**Record set**.
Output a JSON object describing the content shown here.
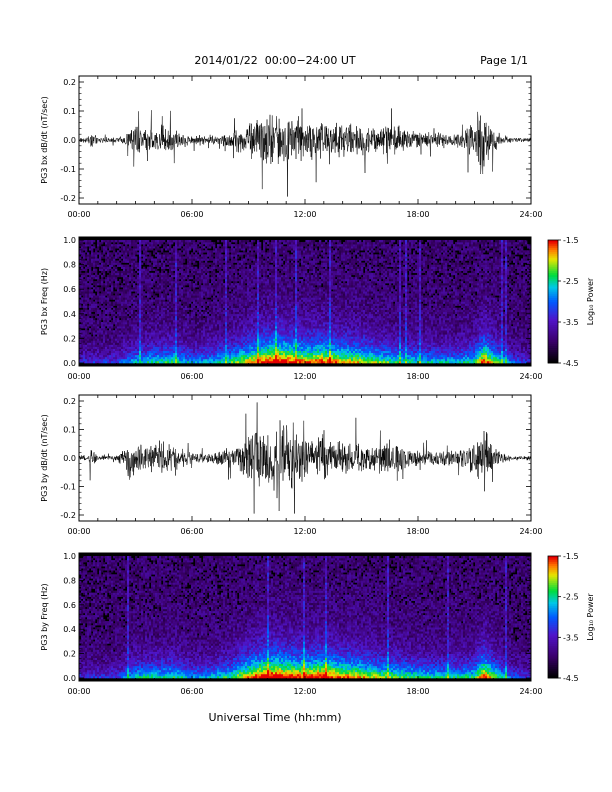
{
  "header": {
    "title": "2014/01/22  00:00−24:00 UT",
    "page": "Page 1/1"
  },
  "footer": {
    "xlabel": "Universal Time (hh:mm)"
  },
  "chart_data": [
    {
      "type": "line",
      "ylabel": "PG3 bx dB/dt (nT/sec)",
      "xlim_hours": [
        0,
        24
      ],
      "ylim": [
        -0.2,
        0.2
      ],
      "yticks": [
        "0.2",
        "0.1",
        "0.0",
        "-0.1",
        "-0.2"
      ],
      "xticks": [
        "00:00",
        "06:00",
        "12:00",
        "18:00",
        "24:00"
      ],
      "envelope": {
        "hours": [
          0,
          0.5,
          0.6,
          1,
          2,
          2.5,
          3,
          3.5,
          4,
          4.5,
          5,
          5.5,
          6,
          6.5,
          7,
          7.5,
          8,
          8.5,
          9,
          9.5,
          10,
          10.5,
          11,
          11.5,
          12,
          12.5,
          13,
          13.5,
          14,
          14.5,
          15,
          15.5,
          16,
          16.5,
          17,
          17.5,
          18,
          18.5,
          19,
          19.5,
          20,
          20.5,
          21,
          21.3,
          21.5,
          21.7,
          22,
          22.5,
          23,
          23.5,
          24
        ],
        "amplitude": [
          0.01,
          0.01,
          0.04,
          0.01,
          0.01,
          0.03,
          0.06,
          0.04,
          0.05,
          0.06,
          0.04,
          0.03,
          0.02,
          0.02,
          0.02,
          0.02,
          0.03,
          0.05,
          0.07,
          0.09,
          0.11,
          0.1,
          0.12,
          0.09,
          0.08,
          0.07,
          0.09,
          0.08,
          0.07,
          0.06,
          0.07,
          0.05,
          0.06,
          0.05,
          0.06,
          0.04,
          0.03,
          0.03,
          0.03,
          0.03,
          0.03,
          0.04,
          0.08,
          0.15,
          0.14,
          0.1,
          0.05,
          0.02,
          0.01,
          0.01,
          0.01
        ]
      }
    },
    {
      "type": "heatmap",
      "ylabel": "PG3 bx Freq (Hz)",
      "xlim_hours": [
        0,
        24
      ],
      "ylim": [
        0.0,
        1.0
      ],
      "yticks": [
        "1.0",
        "0.8",
        "0.6",
        "0.4",
        "0.2",
        "0.0"
      ],
      "xticks": [
        "00:00",
        "06:00",
        "12:00",
        "18:00",
        "24:00"
      ],
      "colorbar": {
        "label": "Log₁₀ Power",
        "ticks": [
          "-1.5",
          "-2.5",
          "-3.5",
          "-4.5"
        ],
        "range": [
          -4.5,
          -1.5
        ]
      },
      "activity_hours": [
        0,
        2,
        3,
        4,
        5,
        6,
        7,
        8,
        9,
        10,
        10.5,
        11,
        12,
        13,
        14,
        15,
        16,
        17,
        18,
        19,
        20,
        21,
        21.5,
        22,
        23,
        24
      ],
      "activity_level": [
        0.25,
        0.3,
        0.5,
        0.55,
        0.6,
        0.45,
        0.5,
        0.6,
        0.8,
        0.95,
        1.0,
        0.95,
        0.85,
        0.9,
        0.8,
        0.75,
        0.65,
        0.6,
        0.55,
        0.5,
        0.5,
        0.6,
        0.95,
        0.7,
        0.35,
        0.25
      ]
    },
    {
      "type": "line",
      "ylabel": "PG3 by dB/dt (nT/sec)",
      "xlim_hours": [
        0,
        24
      ],
      "ylim": [
        -0.2,
        0.2
      ],
      "yticks": [
        "0.2",
        "0.1",
        "0.0",
        "-0.1",
        "-0.2"
      ],
      "xticks": [
        "00:00",
        "06:00",
        "12:00",
        "18:00",
        "24:00"
      ],
      "envelope": {
        "hours": [
          0,
          0.5,
          0.6,
          1,
          2,
          2.5,
          2.8,
          3,
          3.5,
          4,
          4.5,
          5,
          5.5,
          6,
          6.5,
          7,
          7.5,
          8,
          8.5,
          9,
          9.5,
          10,
          10.5,
          11,
          11.5,
          12,
          12.5,
          13,
          13.5,
          14,
          14.5,
          15,
          15.5,
          16,
          16.5,
          17,
          17.5,
          18,
          18.5,
          19,
          19.5,
          20,
          20.5,
          21,
          21.3,
          21.5,
          21.7,
          22,
          22.5,
          23,
          23.5,
          24
        ],
        "amplitude": [
          0.01,
          0.01,
          0.05,
          0.01,
          0.01,
          0.05,
          0.1,
          0.07,
          0.05,
          0.06,
          0.07,
          0.05,
          0.04,
          0.02,
          0.02,
          0.02,
          0.03,
          0.04,
          0.06,
          0.09,
          0.12,
          0.14,
          0.15,
          0.16,
          0.13,
          0.09,
          0.07,
          0.1,
          0.08,
          0.07,
          0.06,
          0.07,
          0.05,
          0.06,
          0.05,
          0.06,
          0.04,
          0.03,
          0.03,
          0.03,
          0.03,
          0.03,
          0.04,
          0.07,
          0.12,
          0.14,
          0.1,
          0.05,
          0.02,
          0.01,
          0.01,
          0.01
        ]
      }
    },
    {
      "type": "heatmap",
      "ylabel": "PG3 by Freq (Hz)",
      "xlim_hours": [
        0,
        24
      ],
      "ylim": [
        0.0,
        1.0
      ],
      "yticks": [
        "1.0",
        "0.8",
        "0.6",
        "0.4",
        "0.2",
        "0.0"
      ],
      "xticks": [
        "00:00",
        "06:00",
        "12:00",
        "18:00",
        "24:00"
      ],
      "colorbar": {
        "label": "Log₁₀ Power",
        "ticks": [
          "-1.5",
          "-2.5",
          "-3.5",
          "-4.5"
        ],
        "range": [
          -4.5,
          -1.5
        ]
      },
      "activity_hours": [
        0,
        2,
        3,
        4,
        5,
        6,
        7,
        8,
        9,
        10,
        10.5,
        11,
        12,
        13,
        14,
        15,
        16,
        17,
        18,
        19,
        20,
        21,
        21.5,
        22,
        23,
        24
      ],
      "activity_level": [
        0.25,
        0.3,
        0.55,
        0.55,
        0.6,
        0.45,
        0.5,
        0.6,
        0.85,
        1.0,
        1.0,
        0.95,
        0.9,
        0.95,
        0.85,
        0.8,
        0.7,
        0.65,
        0.6,
        0.55,
        0.55,
        0.6,
        0.95,
        0.7,
        0.35,
        0.25
      ]
    }
  ]
}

**Task instructions**. The listing above needs to be output again exactly. Don't include the pictures.

**Exercise answer**.
Output a JSON object describing the content shown here.
{
  "header": {
    "title": "2014/01/22  00:00−24:00 UT",
    "page": "Page 1/1"
  },
  "footer": {
    "xlabel": "Universal Time (hh:mm)"
  },
  "chart_data": [
    {
      "type": "line",
      "ylabel": "PG3 bx dB/dt (nT/sec)",
      "xlim_hours": [
        0,
        24
      ],
      "ylim": [
        -0.2,
        0.2
      ],
      "yticks": [
        "0.2",
        "0.1",
        "0.0",
        "-0.1",
        "-0.2"
      ],
      "xticks": [
        "00:00",
        "06:00",
        "12:00",
        "18:00",
        "24:00"
      ],
      "envelope": {
        "hours": [
          0,
          0.5,
          0.6,
          1,
          2,
          2.5,
          3,
          3.5,
          4,
          4.5,
          5,
          5.5,
          6,
          6.5,
          7,
          7.5,
          8,
          8.5,
          9,
          9.5,
          10,
          10.5,
          11,
          11.5,
          12,
          12.5,
          13,
          13.5,
          14,
          14.5,
          15,
          15.5,
          16,
          16.5,
          17,
          17.5,
          18,
          18.5,
          19,
          19.5,
          20,
          20.5,
          21,
          21.3,
          21.5,
          21.7,
          22,
          22.5,
          23,
          23.5,
          24
        ],
        "amplitude": [
          0.01,
          0.01,
          0.04,
          0.01,
          0.01,
          0.03,
          0.06,
          0.04,
          0.05,
          0.06,
          0.04,
          0.03,
          0.02,
          0.02,
          0.02,
          0.02,
          0.03,
          0.05,
          0.07,
          0.09,
          0.11,
          0.1,
          0.12,
          0.09,
          0.08,
          0.07,
          0.09,
          0.08,
          0.07,
          0.06,
          0.07,
          0.05,
          0.06,
          0.05,
          0.06,
          0.04,
          0.03,
          0.03,
          0.03,
          0.03,
          0.03,
          0.04,
          0.08,
          0.15,
          0.14,
          0.1,
          0.05,
          0.02,
          0.01,
          0.01,
          0.01
        ]
      }
    },
    {
      "type": "heatmap",
      "ylabel": "PG3 bx Freq (Hz)",
      "xlim_hours": [
        0,
        24
      ],
      "ylim": [
        0.0,
        1.0
      ],
      "yticks": [
        "1.0",
        "0.8",
        "0.6",
        "0.4",
        "0.2",
        "0.0"
      ],
      "xticks": [
        "00:00",
        "06:00",
        "12:00",
        "18:00",
        "24:00"
      ],
      "colorbar": {
        "label": "Log₁₀ Power",
        "ticks": [
          "-1.5",
          "-2.5",
          "-3.5",
          "-4.5"
        ],
        "range": [
          -4.5,
          -1.5
        ]
      },
      "activity_hours": [
        0,
        2,
        3,
        4,
        5,
        6,
        7,
        8,
        9,
        10,
        10.5,
        11,
        12,
        13,
        14,
        15,
        16,
        17,
        18,
        19,
        20,
        21,
        21.5,
        22,
        23,
        24
      ],
      "activity_level": [
        0.25,
        0.3,
        0.5,
        0.55,
        0.6,
        0.45,
        0.5,
        0.6,
        0.8,
        0.95,
        1.0,
        0.95,
        0.85,
        0.9,
        0.8,
        0.75,
        0.65,
        0.6,
        0.55,
        0.5,
        0.5,
        0.6,
        0.95,
        0.7,
        0.35,
        0.25
      ]
    },
    {
      "type": "line",
      "ylabel": "PG3 by dB/dt (nT/sec)",
      "xlim_hours": [
        0,
        24
      ],
      "ylim": [
        -0.2,
        0.2
      ],
      "yticks": [
        "0.2",
        "0.1",
        "0.0",
        "-0.1",
        "-0.2"
      ],
      "xticks": [
        "00:00",
        "06:00",
        "12:00",
        "18:00",
        "24:00"
      ],
      "envelope": {
        "hours": [
          0,
          0.5,
          0.6,
          1,
          2,
          2.5,
          2.8,
          3,
          3.5,
          4,
          4.5,
          5,
          5.5,
          6,
          6.5,
          7,
          7.5,
          8,
          8.5,
          9,
          9.5,
          10,
          10.5,
          11,
          11.5,
          12,
          12.5,
          13,
          13.5,
          14,
          14.5,
          15,
          15.5,
          16,
          16.5,
          17,
          17.5,
          18,
          18.5,
          19,
          19.5,
          20,
          20.5,
          21,
          21.3,
          21.5,
          21.7,
          22,
          22.5,
          23,
          23.5,
          24
        ],
        "amplitude": [
          0.01,
          0.01,
          0.05,
          0.01,
          0.01,
          0.05,
          0.1,
          0.07,
          0.05,
          0.06,
          0.07,
          0.05,
          0.04,
          0.02,
          0.02,
          0.02,
          0.03,
          0.04,
          0.06,
          0.09,
          0.12,
          0.14,
          0.15,
          0.16,
          0.13,
          0.09,
          0.07,
          0.1,
          0.08,
          0.07,
          0.06,
          0.07,
          0.05,
          0.06,
          0.05,
          0.06,
          0.04,
          0.03,
          0.03,
          0.03,
          0.03,
          0.03,
          0.04,
          0.07,
          0.12,
          0.14,
          0.1,
          0.05,
          0.02,
          0.01,
          0.01,
          0.01
        ]
      }
    },
    {
      "type": "heatmap",
      "ylabel": "PG3 by Freq (Hz)",
      "xlim_hours": [
        0,
        24
      ],
      "ylim": [
        0.0,
        1.0
      ],
      "yticks": [
        "1.0",
        "0.8",
        "0.6",
        "0.4",
        "0.2",
        "0.0"
      ],
      "xticks": [
        "00:00",
        "06:00",
        "12:00",
        "18:00",
        "24:00"
      ],
      "colorbar": {
        "label": "Log₁₀ Power",
        "ticks": [
          "-1.5",
          "-2.5",
          "-3.5",
          "-4.5"
        ],
        "range": [
          -4.5,
          -1.5
        ]
      },
      "activity_hours": [
        0,
        2,
        3,
        4,
        5,
        6,
        7,
        8,
        9,
        10,
        10.5,
        11,
        12,
        13,
        14,
        15,
        16,
        17,
        18,
        19,
        20,
        21,
        21.5,
        22,
        23,
        24
      ],
      "activity_level": [
        0.25,
        0.3,
        0.55,
        0.55,
        0.6,
        0.45,
        0.5,
        0.6,
        0.85,
        1.0,
        1.0,
        0.95,
        0.9,
        0.95,
        0.85,
        0.8,
        0.7,
        0.65,
        0.6,
        0.55,
        0.55,
        0.6,
        0.95,
        0.7,
        0.35,
        0.25
      ]
    }
  ]
}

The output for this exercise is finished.